• [Goal] Pictures stay out of the copy; set down each line of the listing below exactly.
** start Data provided **
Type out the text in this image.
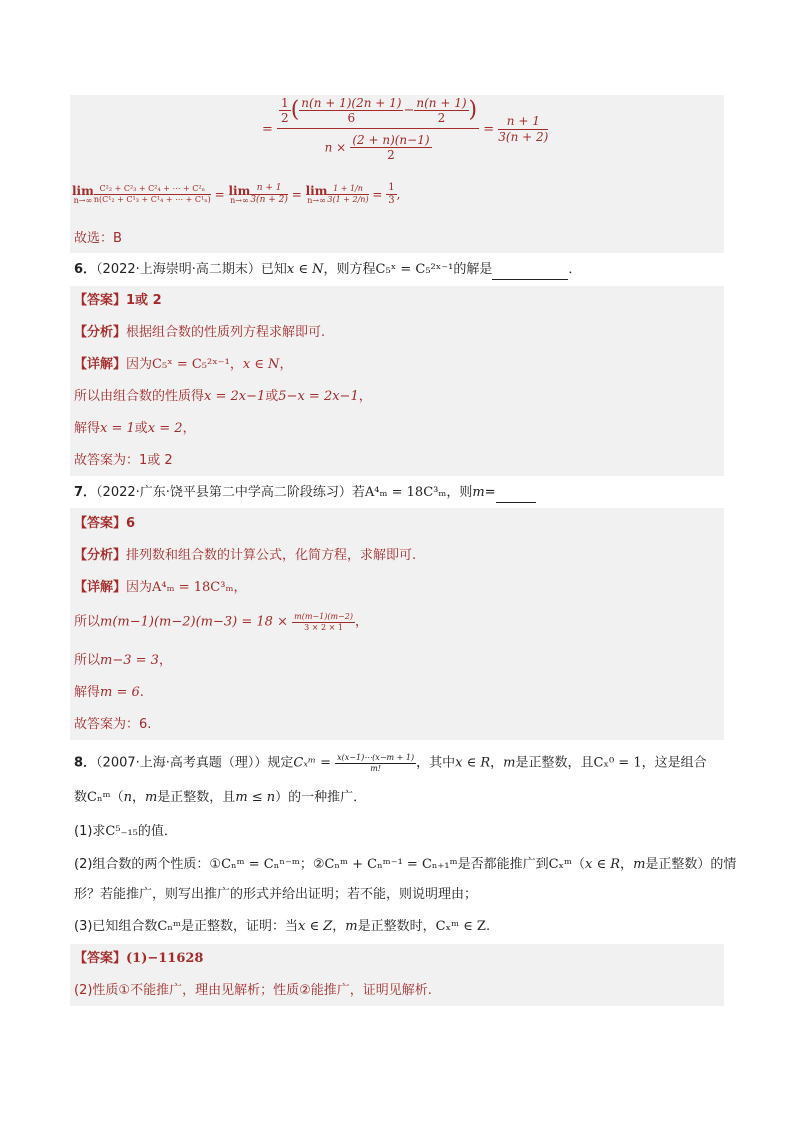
=
$\frac{1}{2}$ ( $\frac{n(n + 1)(2n + 1)}{6} - \frac{n(n + 1)}{2}$ )
$n \times \frac{(2 + n)(n-1)}{2}$
= $\frac{n + 1}{3(n + 2)}$
lim
$n\to\infty \frac{\text{C²₂ + C²₃ + C²₄ + ⋯ + C²ₙ}}{\text{n(C¹₂ + C¹₃ + C¹₄ + ⋯ + C¹ₙ)}} = \lim$
$n\to\infty \frac{n + 1}{3(n + 2)} = \lim$
$n\to\infty \frac{1 + 1/n}{3(1 + 2/n)} = \frac{1}{3}$ ,
故选：B
6．（2022·上海崇明·高二期末）已知x ∈ N，则方程C₅ˣ = C₅²ˣ⁻¹的解是	．
【答案】1或 2
【分析】根据组合数的性质列方程求解即可.
【详解】因为C₅ˣ = C₅²ˣ⁻¹，x ∈ N，
所以由组合数的性质得x = 2x−1或5−x = 2x−1，
解得x = 1或x = 2，
故答案为：1或 2
7．（2022·广东·饶平县第二中学高二阶段练习）若A⁴ₘ = 18C³ₘ，则m=
【答案】6
【分析】排列数和组合数的计算公式，化简方程，求解即可.
【详解】因为A⁴ₘ = 18C³ₘ，
所以$m(m-1)(m-2)(m-3) = 18 \times \frac{m(m-1)(m-2)}{3 \times 2 \times 1}$ ，
所以m−3 = 3，
解得m = 6.
故答案为：6.
8．（2007·上海·高考真题（理））规定Cₓᵐ = $\frac{x(x-1)\cdots(x-m + 1)}{m!}$ ，其中x ∈ R，m是正整数，且Cₓ⁰ = 1，这是组合
数Cₙᵐ（n，m是正整数，且m ≤ n）的一种推广．
(1)求C⁵₋₁₅的值．
(2)组合数的两个性质：①Cₙᵐ = Cₙⁿ⁻ᵐ；②Cₙᵐ + Cₙᵐ⁻¹ = Cₙ₊₁ᵐ是否都能推广到Cₓᵐ（x ∈ R，m是正整数）的情
形？若能推广，则写出推广的形式并给出证明；若不能，则说明理由；
(3)已知组合数Cₙᵐ是正整数，证明：当x ∈ Z，m是正整数时，Cₓᵐ ∈ Z.
【答案】(1)−11628
(2)性质①不能推广，理由见解析；性质②能推广，证明见解析.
** end Data provided **
• [Output for this task]
Type out the text in this image.
=
$\frac{1}{2}$ ( $\frac{n(n + 1)(2n + 1)}{6} - \frac{n(n + 1)}{2}$ )
$n \times \frac{(2 + n)(n-1)}{2}$
= $\frac{n + 1}{3(n + 2)}$
lim
$n\to\infty \frac{\text{C²₂ + C²₃ + C²₄ + ⋯ + C²ₙ}}{\text{n(C¹₂ + C¹₃ + C¹₄ + ⋯ + C¹ₙ)}} = \lim$
$n\to\infty \frac{n + 1}{3(n + 2)} = \lim$
$n\to\infty \frac{1 + 1/n}{3(1 + 2/n)} = \frac{1}{3}$ ,
故选：B
6．（2022·上海崇明·高二期末）已知x ∈ N，则方程C₅ˣ = C₅²ˣ⁻¹的解是	．
【答案】1或 2
【分析】根据组合数的性质列方程求解即可.
【详解】因为C₅ˣ = C₅²ˣ⁻¹，x ∈ N，
所以由组合数的性质得x = 2x−1或5−x = 2x−1，
解得x = 1或x = 2，
故答案为：1或 2
7．（2022·广东·饶平县第二中学高二阶段练习）若A⁴ₘ = 18C³ₘ，则m=
【答案】6
【分析】排列数和组合数的计算公式，化简方程，求解即可.
【详解】因为A⁴ₘ = 18C³ₘ，
所以$m(m-1)(m-2)(m-3) = 18 \times \frac{m(m-1)(m-2)}{3 \times 2 \times 1}$ ，
所以m−3 = 3，
解得m = 6.
故答案为：6.
8．（2007·上海·高考真题（理））规定Cₓᵐ = $\frac{x(x-1)\cdots(x-m + 1)}{m!}$ ，其中x ∈ R，m是正整数，且Cₓ⁰ = 1，这是组合
数Cₙᵐ（n，m是正整数，且m ≤ n）的一种推广．
(1)求C⁵₋₁₅的值．
(2)组合数的两个性质：①Cₙᵐ = Cₙⁿ⁻ᵐ；②Cₙᵐ + Cₙᵐ⁻¹ = Cₙ₊₁ᵐ是否都能推广到Cₓᵐ（x ∈ R，m是正整数）的情
形？若能推广，则写出推广的形式并给出证明；若不能，则说明理由；
(3)已知组合数Cₙᵐ是正整数，证明：当x ∈ Z，m是正整数时，Cₓᵐ ∈ Z.
【答案】(1)−11628
(2)性质①不能推广，理由见解析；性质②能推广，证明见解析.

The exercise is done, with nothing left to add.